(Dataset entries on figures)
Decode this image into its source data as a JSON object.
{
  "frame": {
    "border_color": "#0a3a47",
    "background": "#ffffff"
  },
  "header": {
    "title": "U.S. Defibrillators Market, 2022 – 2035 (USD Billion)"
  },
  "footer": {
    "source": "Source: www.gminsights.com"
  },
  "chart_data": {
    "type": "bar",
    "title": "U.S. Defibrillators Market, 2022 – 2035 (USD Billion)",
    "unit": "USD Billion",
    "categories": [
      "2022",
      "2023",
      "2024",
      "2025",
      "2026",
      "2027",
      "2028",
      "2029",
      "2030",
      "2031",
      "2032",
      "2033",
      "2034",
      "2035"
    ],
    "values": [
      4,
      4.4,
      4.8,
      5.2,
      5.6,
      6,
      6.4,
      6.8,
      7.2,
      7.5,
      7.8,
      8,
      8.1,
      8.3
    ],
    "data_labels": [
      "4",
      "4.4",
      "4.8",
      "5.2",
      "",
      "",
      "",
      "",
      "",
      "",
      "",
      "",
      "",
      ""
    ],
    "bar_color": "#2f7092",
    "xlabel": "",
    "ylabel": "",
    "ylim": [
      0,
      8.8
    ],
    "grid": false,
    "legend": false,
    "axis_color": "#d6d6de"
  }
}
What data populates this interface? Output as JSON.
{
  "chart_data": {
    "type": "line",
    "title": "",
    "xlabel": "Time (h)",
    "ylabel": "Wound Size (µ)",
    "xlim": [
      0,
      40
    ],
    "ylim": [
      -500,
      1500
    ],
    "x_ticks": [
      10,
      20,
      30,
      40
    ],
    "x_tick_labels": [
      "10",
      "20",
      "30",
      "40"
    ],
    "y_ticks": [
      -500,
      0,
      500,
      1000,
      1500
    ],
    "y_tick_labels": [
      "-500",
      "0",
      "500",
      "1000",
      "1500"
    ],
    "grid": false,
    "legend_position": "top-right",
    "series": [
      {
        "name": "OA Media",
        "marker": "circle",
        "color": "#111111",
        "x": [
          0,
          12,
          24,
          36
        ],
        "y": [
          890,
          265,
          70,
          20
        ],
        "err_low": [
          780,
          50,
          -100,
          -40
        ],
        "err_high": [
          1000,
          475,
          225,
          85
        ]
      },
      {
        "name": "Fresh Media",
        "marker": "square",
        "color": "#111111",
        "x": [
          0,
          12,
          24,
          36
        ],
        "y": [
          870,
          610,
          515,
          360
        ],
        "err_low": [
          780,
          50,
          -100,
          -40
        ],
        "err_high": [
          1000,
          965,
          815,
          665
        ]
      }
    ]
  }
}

◆ **PROBLEM DETAILS**
Where a line above contains the string "Market", copy that line.

◆ **EXPECTED ANSWER**
    "title": "U.S. Defibrillators Market, 2022 – 2035 (USD Billion)"
    "title": "U.S. Defibrillators Market, 2022 – 2035 (USD Billion)",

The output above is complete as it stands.